Exercise task
Retype all of the entries word for word.

Collected data:
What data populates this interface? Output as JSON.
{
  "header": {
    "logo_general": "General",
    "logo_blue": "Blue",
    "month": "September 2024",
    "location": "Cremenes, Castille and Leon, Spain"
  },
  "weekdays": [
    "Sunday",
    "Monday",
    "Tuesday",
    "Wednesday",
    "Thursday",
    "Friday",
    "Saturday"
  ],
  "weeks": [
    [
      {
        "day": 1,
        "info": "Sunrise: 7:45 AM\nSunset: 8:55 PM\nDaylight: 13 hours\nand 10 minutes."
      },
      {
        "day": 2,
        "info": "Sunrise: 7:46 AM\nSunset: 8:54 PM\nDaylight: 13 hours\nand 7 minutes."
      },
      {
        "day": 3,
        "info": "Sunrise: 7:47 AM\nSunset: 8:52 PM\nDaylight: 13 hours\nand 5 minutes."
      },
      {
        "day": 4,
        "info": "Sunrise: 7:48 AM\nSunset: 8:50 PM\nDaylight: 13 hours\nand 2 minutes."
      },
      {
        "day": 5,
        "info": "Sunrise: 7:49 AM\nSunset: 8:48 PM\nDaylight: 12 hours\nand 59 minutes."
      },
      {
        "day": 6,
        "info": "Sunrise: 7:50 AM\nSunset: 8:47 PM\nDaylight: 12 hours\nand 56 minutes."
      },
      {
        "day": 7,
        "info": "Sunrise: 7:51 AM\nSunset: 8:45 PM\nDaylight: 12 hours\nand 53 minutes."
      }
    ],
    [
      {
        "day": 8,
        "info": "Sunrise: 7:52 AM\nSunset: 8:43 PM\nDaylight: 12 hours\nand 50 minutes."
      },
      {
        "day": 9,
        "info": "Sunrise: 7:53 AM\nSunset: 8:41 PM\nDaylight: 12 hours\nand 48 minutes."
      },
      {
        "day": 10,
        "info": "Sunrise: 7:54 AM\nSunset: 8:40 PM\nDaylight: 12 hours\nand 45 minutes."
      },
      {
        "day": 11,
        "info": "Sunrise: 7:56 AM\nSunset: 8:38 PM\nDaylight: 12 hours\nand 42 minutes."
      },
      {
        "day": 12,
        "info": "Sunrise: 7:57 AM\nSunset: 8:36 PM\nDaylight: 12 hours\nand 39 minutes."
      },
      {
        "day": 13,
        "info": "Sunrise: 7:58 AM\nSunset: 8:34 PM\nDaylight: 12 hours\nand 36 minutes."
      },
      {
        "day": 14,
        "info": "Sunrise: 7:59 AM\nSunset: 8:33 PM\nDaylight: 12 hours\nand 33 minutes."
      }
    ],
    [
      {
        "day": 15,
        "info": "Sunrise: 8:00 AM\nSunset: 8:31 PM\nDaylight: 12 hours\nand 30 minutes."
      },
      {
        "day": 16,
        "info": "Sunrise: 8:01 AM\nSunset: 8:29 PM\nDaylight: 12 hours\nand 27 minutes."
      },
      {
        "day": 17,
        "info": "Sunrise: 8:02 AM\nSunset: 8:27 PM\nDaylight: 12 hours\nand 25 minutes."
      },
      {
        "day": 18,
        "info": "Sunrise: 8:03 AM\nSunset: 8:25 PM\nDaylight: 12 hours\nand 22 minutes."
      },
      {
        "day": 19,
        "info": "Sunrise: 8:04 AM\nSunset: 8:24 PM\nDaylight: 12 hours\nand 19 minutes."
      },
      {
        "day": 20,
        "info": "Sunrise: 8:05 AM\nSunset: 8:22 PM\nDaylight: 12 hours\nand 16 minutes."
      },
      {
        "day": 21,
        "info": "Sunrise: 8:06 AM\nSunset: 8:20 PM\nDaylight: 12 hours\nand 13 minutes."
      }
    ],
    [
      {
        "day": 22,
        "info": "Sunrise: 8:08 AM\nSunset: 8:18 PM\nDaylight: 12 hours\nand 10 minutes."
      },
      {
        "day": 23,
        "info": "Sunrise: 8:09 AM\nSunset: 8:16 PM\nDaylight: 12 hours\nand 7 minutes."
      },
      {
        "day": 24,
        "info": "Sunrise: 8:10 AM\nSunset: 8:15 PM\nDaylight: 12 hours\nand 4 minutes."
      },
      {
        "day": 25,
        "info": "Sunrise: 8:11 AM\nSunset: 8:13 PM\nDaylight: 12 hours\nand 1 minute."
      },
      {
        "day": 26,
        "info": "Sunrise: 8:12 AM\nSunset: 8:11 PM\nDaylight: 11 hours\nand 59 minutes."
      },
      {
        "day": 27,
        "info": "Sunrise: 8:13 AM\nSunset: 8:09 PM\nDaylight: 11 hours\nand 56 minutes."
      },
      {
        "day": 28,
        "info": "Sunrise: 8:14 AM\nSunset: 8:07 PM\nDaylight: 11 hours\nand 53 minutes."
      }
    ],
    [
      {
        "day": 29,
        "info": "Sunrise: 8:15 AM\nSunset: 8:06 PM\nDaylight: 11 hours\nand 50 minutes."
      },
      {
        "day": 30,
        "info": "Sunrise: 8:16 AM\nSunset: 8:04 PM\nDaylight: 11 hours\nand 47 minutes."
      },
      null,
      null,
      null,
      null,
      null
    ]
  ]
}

Solution for this exercise
What data populates this interface? Output as JSON.
{
  "header": {
    "logo_general": "General",
    "logo_blue": "Blue",
    "month": "September 2024",
    "location": "Cremenes, Castille and Leon, Spain"
  },
  "weekdays": [
    "Sunday",
    "Monday",
    "Tuesday",
    "Wednesday",
    "Thursday",
    "Friday",
    "Saturday"
  ],
  "weeks": [
    [
      {
        "day": 1,
        "info": "Sunrise: 7:45 AM\nSunset: 8:55 PM\nDaylight: 13 hours\nand 10 minutes."
      },
      {
        "day": 2,
        "info": "Sunrise: 7:46 AM\nSunset: 8:54 PM\nDaylight: 13 hours\nand 7 minutes."
      },
      {
        "day": 3,
        "info": "Sunrise: 7:47 AM\nSunset: 8:52 PM\nDaylight: 13 hours\nand 5 minutes."
      },
      {
        "day": 4,
        "info": "Sunrise: 7:48 AM\nSunset: 8:50 PM\nDaylight: 13 hours\nand 2 minutes."
      },
      {
        "day": 5,
        "info": "Sunrise: 7:49 AM\nSunset: 8:48 PM\nDaylight: 12 hours\nand 59 minutes."
      },
      {
        "day": 6,
        "info": "Sunrise: 7:50 AM\nSunset: 8:47 PM\nDaylight: 12 hours\nand 56 minutes."
      },
      {
        "day": 7,
        "info": "Sunrise: 7:51 AM\nSunset: 8:45 PM\nDaylight: 12 hours\nand 53 minutes."
      }
    ],
    [
      {
        "day": 8,
        "info": "Sunrise: 7:52 AM\nSunset: 8:43 PM\nDaylight: 12 hours\nand 50 minutes."
      },
      {
        "day": 9,
        "info": "Sunrise: 7:53 AM\nSunset: 8:41 PM\nDaylight: 12 hours\nand 48 minutes."
      },
      {
        "day": 10,
        "info": "Sunrise: 7:54 AM\nSunset: 8:40 PM\nDaylight: 12 hours\nand 45 minutes."
      },
      {
        "day": 11,
        "info": "Sunrise: 7:56 AM\nSunset: 8:38 PM\nDaylight: 12 hours\nand 42 minutes."
      },
      {
        "day": 12,
        "info": "Sunrise: 7:57 AM\nSunset: 8:36 PM\nDaylight: 12 hours\nand 39 minutes."
      },
      {
        "day": 13,
        "info": "Sunrise: 7:58 AM\nSunset: 8:34 PM\nDaylight: 12 hours\nand 36 minutes."
      },
      {
        "day": 14,
        "info": "Sunrise: 7:59 AM\nSunset: 8:33 PM\nDaylight: 12 hours\nand 33 minutes."
      }
    ],
    [
      {
        "day": 15,
        "info": "Sunrise: 8:00 AM\nSunset: 8:31 PM\nDaylight: 12 hours\nand 30 minutes."
      },
      {
        "day": 16,
        "info": "Sunrise: 8:01 AM\nSunset: 8:29 PM\nDaylight: 12 hours\nand 27 minutes."
      },
      {
        "day": 17,
        "info": "Sunrise: 8:02 AM\nSunset: 8:27 PM\nDaylight: 12 hours\nand 25 minutes."
      },
      {
        "day": 18,
        "info": "Sunrise: 8:03 AM\nSunset: 8:25 PM\nDaylight: 12 hours\nand 22 minutes."
      },
      {
        "day": 19,
        "info": "Sunrise: 8:04 AM\nSunset: 8:24 PM\nDaylight: 12 hours\nand 19 minutes."
      },
      {
        "day": 20,
        "info": "Sunrise: 8:05 AM\nSunset: 8:22 PM\nDaylight: 12 hours\nand 16 minutes."
      },
      {
        "day": 21,
        "info": "Sunrise: 8:06 AM\nSunset: 8:20 PM\nDaylight: 12 hours\nand 13 minutes."
      }
    ],
    [
      {
        "day": 22,
        "info": "Sunrise: 8:08 AM\nSunset: 8:18 PM\nDaylight: 12 hours\nand 10 minutes."
      },
      {
        "day": 23,
        "info": "Sunrise: 8:09 AM\nSunset: 8:16 PM\nDaylight: 12 hours\nand 7 minutes."
      },
      {
        "day": 24,
        "info": "Sunrise: 8:10 AM\nSunset: 8:15 PM\nDaylight: 12 hours\nand 4 minutes."
      },
      {
        "day": 25,
        "info": "Sunrise: 8:11 AM\nSunset: 8:13 PM\nDaylight: 12 hours\nand 1 minute."
      },
      {
        "day": 26,
        "info": "Sunrise: 8:12 AM\nSunset: 8:11 PM\nDaylight: 11 hours\nand 59 minutes."
      },
      {
        "day": 27,
        "info": "Sunrise: 8:13 AM\nSunset: 8:09 PM\nDaylight: 11 hours\nand 56 minutes."
      },
      {
        "day": 28,
        "info": "Sunrise: 8:14 AM\nSunset: 8:07 PM\nDaylight: 11 hours\nand 53 minutes."
      }
    ],
    [
      {
        "day": 29,
        "info": "Sunrise: 8:15 AM\nSunset: 8:06 PM\nDaylight: 11 hours\nand 50 minutes."
      },
      {
        "day": 30,
        "info": "Sunrise: 8:16 AM\nSunset: 8:04 PM\nDaylight: 11 hours\nand 47 minutes."
      },
      null,
      null,
      null,
      null,
      null
    ]
  ]
}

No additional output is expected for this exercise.